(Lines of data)
○ ○ ○ ○

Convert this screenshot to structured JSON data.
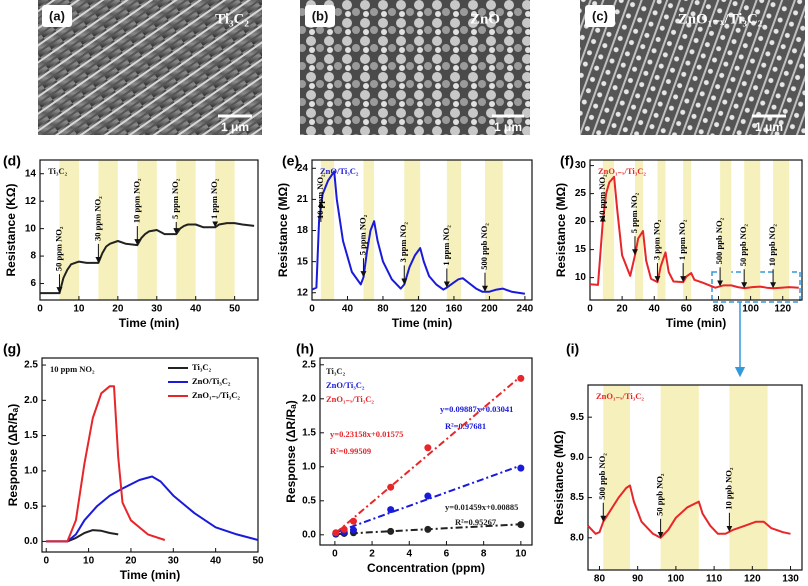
{
  "images": [
    {
      "label": "(a)",
      "caption": "Ti₃C₂",
      "scale": "1 μm"
    },
    {
      "label": "(b)",
      "caption": "ZnO",
      "scale": "1 μm"
    },
    {
      "label": "(c)",
      "caption": "ZnO₁₋ₓ/Ti₃C₂",
      "scale": "1 μm"
    }
  ],
  "chart_data": [
    {
      "type": "line",
      "label": "(d)",
      "title": "Ti₃C₂",
      "xlabel": "Time (min)",
      "ylabel": "Resistance (KΩ)",
      "xlim": [
        0,
        56
      ],
      "ylim": [
        4.8,
        15
      ],
      "xticks": [
        0,
        10,
        20,
        30,
        40,
        50
      ],
      "yticks": [
        6,
        8,
        10,
        12,
        14
      ],
      "bands": [
        [
          5,
          10
        ],
        [
          15,
          20
        ],
        [
          25,
          30
        ],
        [
          35,
          40
        ],
        [
          45,
          50
        ]
      ],
      "annotations": [
        "50 ppm NO₂",
        "30 ppm NO₂",
        "10 ppm NO₂",
        "5 ppm NO₂",
        "1 ppm NO₂"
      ],
      "x": [
        0,
        5,
        6,
        7,
        8,
        10,
        12,
        15,
        16,
        17,
        18,
        20,
        22,
        25,
        26,
        27,
        28,
        30,
        32,
        35,
        36,
        37,
        38,
        40,
        42,
        45,
        46,
        48,
        50,
        52,
        55
      ],
      "series": [
        {
          "name": "Ti₃C₂",
          "color": "#222222",
          "values": [
            5.3,
            5.3,
            6.4,
            7.0,
            7.4,
            7.6,
            7.5,
            7.5,
            8.2,
            8.7,
            8.9,
            9.1,
            8.9,
            8.8,
            9.3,
            9.6,
            9.8,
            9.9,
            9.6,
            9.6,
            10.0,
            10.2,
            10.3,
            10.3,
            10.1,
            10.1,
            10.3,
            10.4,
            10.4,
            10.3,
            10.2
          ]
        }
      ]
    },
    {
      "type": "line",
      "label": "(e)",
      "title": "ZnO/Ti₃C₂",
      "xlabel": "Time (min)",
      "ylabel": "Resistance (MΩ)",
      "xlim": [
        0,
        248
      ],
      "ylim": [
        11.3,
        24.8
      ],
      "xticks": [
        0,
        40,
        80,
        120,
        160,
        200,
        240
      ],
      "yticks": [
        12,
        15,
        18,
        21,
        24
      ],
      "bands": [
        [
          10,
          25
        ],
        [
          58,
          70
        ],
        [
          104,
          122
        ],
        [
          152,
          168
        ],
        [
          195,
          215
        ]
      ],
      "annotations": [
        "10 ppm NO₂",
        "5 ppm NO₂",
        "3 ppm NO₂",
        "1 ppm NO₂",
        "500 ppb NO₂"
      ],
      "x": [
        0,
        5,
        8,
        12,
        18,
        25,
        28,
        35,
        45,
        55,
        58,
        62,
        66,
        70,
        74,
        80,
        90,
        100,
        104,
        110,
        116,
        122,
        126,
        132,
        140,
        148,
        152,
        160,
        165,
        170,
        176,
        185,
        192,
        200,
        208,
        215,
        225,
        240
      ],
      "series": [
        {
          "name": "ZnO/Ti₃C₂",
          "color": "#1a1adb",
          "values": [
            12.3,
            12.5,
            19,
            21.5,
            22.8,
            23.7,
            21,
            17,
            14,
            12.8,
            13.5,
            16,
            18,
            18.9,
            17,
            15,
            13.3,
            12.4,
            12.8,
            14.5,
            15.6,
            16.3,
            15,
            13.6,
            12.8,
            12.3,
            12.5,
            13,
            13.3,
            13.4,
            13,
            12.4,
            12.1,
            12.1,
            12.3,
            12.4,
            12.1,
            11.9
          ]
        }
      ]
    },
    {
      "type": "line",
      "label": "(f)",
      "title": "ZnO₁₋ₓ/Ti₃C₂",
      "xlabel": "Time (min)",
      "ylabel": "Resistance (MΩ)",
      "xlim": [
        0,
        132
      ],
      "ylim": [
        6,
        31
      ],
      "xticks": [
        0,
        20,
        40,
        60,
        80,
        100,
        120
      ],
      "yticks": [
        10,
        15,
        20,
        25,
        30
      ],
      "bands": [
        [
          8,
          15
        ],
        [
          28,
          33
        ],
        [
          42,
          47
        ],
        [
          58,
          63
        ],
        [
          81,
          88
        ],
        [
          96,
          106
        ],
        [
          114,
          124
        ]
      ],
      "annotations": [
        "10 ppm NO₂",
        "5 ppm NO₂",
        "3 ppm NO₂",
        "1 ppm NO₂",
        "500 ppb NO₂",
        "50 ppb NO₂",
        "10 ppb NO₂"
      ],
      "x": [
        0,
        5,
        8,
        10,
        12,
        15,
        17,
        20,
        25,
        28,
        30,
        33,
        35,
        38,
        42,
        44,
        47,
        49,
        52,
        58,
        60,
        63,
        65,
        70,
        78,
        83,
        88,
        92,
        96,
        101,
        106,
        110,
        114,
        119,
        124,
        130
      ],
      "series": [
        {
          "name": "ZnO₁₋ₓ/Ti₃C₂",
          "color": "#e8262a",
          "values": [
            8.8,
            8.7,
            20,
            25,
            27,
            28,
            22,
            14,
            10.3,
            14,
            17,
            18.3,
            13,
            9.8,
            9.2,
            12,
            14.5,
            11,
            9.3,
            9.2,
            10.2,
            10.8,
            9.6,
            9.1,
            8.2,
            8.6,
            8.6,
            8.3,
            8.1,
            8.3,
            8.4,
            8.2,
            8.1,
            8.2,
            8.3,
            8.2
          ]
        }
      ]
    },
    {
      "type": "line",
      "label": "(g)",
      "title": "10 ppm NO₂",
      "xlabel": "Time (min)",
      "ylabel": "Response (ΔR/Rₐ)",
      "xlim": [
        -1,
        50
      ],
      "ylim": [
        -0.15,
        2.6
      ],
      "xticks": [
        0,
        10,
        20,
        30,
        40,
        50
      ],
      "yticks": [
        {
          "value": 0,
          "label": "0.0"
        },
        0.5,
        {
          "value": 1,
          "label": "1.0"
        },
        1.5,
        {
          "value": 2,
          "label": "2.0"
        },
        2.5
      ],
      "legend": "upper right",
      "series": [
        {
          "name": "Ti₃C₂",
          "color": "#222222",
          "x": [
            0,
            5,
            7,
            9,
            11,
            13,
            15,
            17
          ],
          "values": [
            0,
            0,
            0.05,
            0.12,
            0.16,
            0.15,
            0.12,
            0.1
          ]
        },
        {
          "name": "ZnO/Ti₃C₂",
          "color": "#1a1adb",
          "x": [
            0,
            5,
            7,
            9,
            12,
            15,
            18,
            22,
            25,
            27,
            30,
            35,
            40,
            45,
            50
          ],
          "values": [
            0,
            0,
            0.1,
            0.3,
            0.5,
            0.65,
            0.75,
            0.87,
            0.92,
            0.85,
            0.65,
            0.4,
            0.2,
            0.1,
            0.02
          ]
        },
        {
          "name": "ZnO₁₋ₓ/Ti₃C₂",
          "color": "#e8262a",
          "x": [
            0,
            5,
            7,
            9,
            11,
            13,
            15,
            16,
            17,
            18,
            20,
            24,
            28
          ],
          "values": [
            0,
            0,
            0.3,
            1.1,
            1.75,
            2.1,
            2.2,
            2.2,
            1.2,
            0.55,
            0.3,
            0.1,
            0.02
          ]
        }
      ]
    },
    {
      "type": "scatter",
      "label": "(h)",
      "xlabel": "Concentration (ppm)",
      "ylabel": "Response (ΔR/Rₐ)",
      "xlim": [
        -0.8,
        10.6
      ],
      "ylim": [
        -0.15,
        2.6
      ],
      "xticks": [
        0,
        2,
        4,
        6,
        8,
        10
      ],
      "yticks": [
        {
          "value": 0,
          "label": "0.0"
        },
        0.5,
        {
          "value": 1,
          "label": "1.0"
        },
        1.5,
        {
          "value": 2,
          "label": "2.0"
        },
        2.5
      ],
      "legend": "upper left",
      "x": [
        0.05,
        0.5,
        1,
        3,
        5,
        10
      ],
      "series": [
        {
          "name": "Ti₃C₂",
          "color": "#222222",
          "values": [
            0.01,
            0.02,
            0.03,
            0.05,
            0.08,
            0.15
          ],
          "fit": {
            "label": "y=0.01459x+0.00885",
            "r2": "R²=0.95267",
            "slope": 0.01459,
            "intercept": 0.00885
          }
        },
        {
          "name": "ZnO/Ti₃C₂",
          "color": "#1a1adb",
          "values": [
            0.02,
            0.04,
            0.07,
            0.37,
            0.57,
            0.98
          ],
          "fit": {
            "label": "y=0.09887x+0.03041",
            "r2": "R²=0.97681",
            "slope": 0.09887,
            "intercept": 0.03041
          }
        },
        {
          "name": "ZnO₁₋ₓ/Ti₃C₂",
          "color": "#e8262a",
          "values": [
            0.03,
            0.08,
            0.2,
            0.7,
            1.28,
            2.3
          ],
          "fit": {
            "label": "y=0.23158x+0.01575",
            "r2": "R²=0.99509",
            "slope": 0.23158,
            "intercept": 0.01575
          }
        }
      ]
    },
    {
      "type": "line",
      "label": "(i)",
      "title": "ZnO₁₋ₓ/Ti₃C₂",
      "xlabel": "Time (min)",
      "ylabel": "Resistance (MΩ)",
      "xlim": [
        77,
        133
      ],
      "ylim": [
        7.6,
        9.9
      ],
      "xticks": [
        80,
        90,
        100,
        110,
        120,
        130
      ],
      "yticks": [
        {
          "value": 8,
          "label": "8.0"
        },
        8.5,
        {
          "value": 9,
          "label": "9.0"
        },
        9.5
      ],
      "bands": [
        [
          81,
          88
        ],
        [
          96,
          106
        ],
        [
          114,
          124
        ]
      ],
      "annotations": [
        "500 ppb NO₂",
        "50 ppb NO₂",
        "10 ppb NO₂"
      ],
      "x": [
        77,
        79,
        80,
        81,
        83,
        85,
        87,
        88,
        89,
        91,
        94,
        96,
        98,
        100,
        103,
        106,
        107,
        109,
        111,
        113,
        115,
        118,
        121,
        123,
        125,
        128,
        130
      ],
      "series": [
        {
          "name": "ZnO₁₋ₓ/Ti₃C₂",
          "color": "#e8262a",
          "values": [
            8.15,
            8.05,
            8.07,
            8.2,
            8.35,
            8.5,
            8.62,
            8.65,
            8.45,
            8.2,
            8.05,
            8.0,
            8.1,
            8.25,
            8.38,
            8.45,
            8.3,
            8.15,
            8.05,
            8.05,
            8.1,
            8.15,
            8.2,
            8.2,
            8.12,
            8.07,
            8.05
          ]
        }
      ]
    }
  ]
}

○ ○ ○ ○

• _What is expected_
Filter the entries and copy out every line with the word "title".

• _Written response_
      "title": "Ti₃C₂",
      "title": "ZnO/Ti₃C₂",
      "title": "ZnO₁₋ₓ/Ti₃C₂",
      "title": "10 ppm NO₂",
      "title": "ZnO₁₋ₓ/Ti₃C₂",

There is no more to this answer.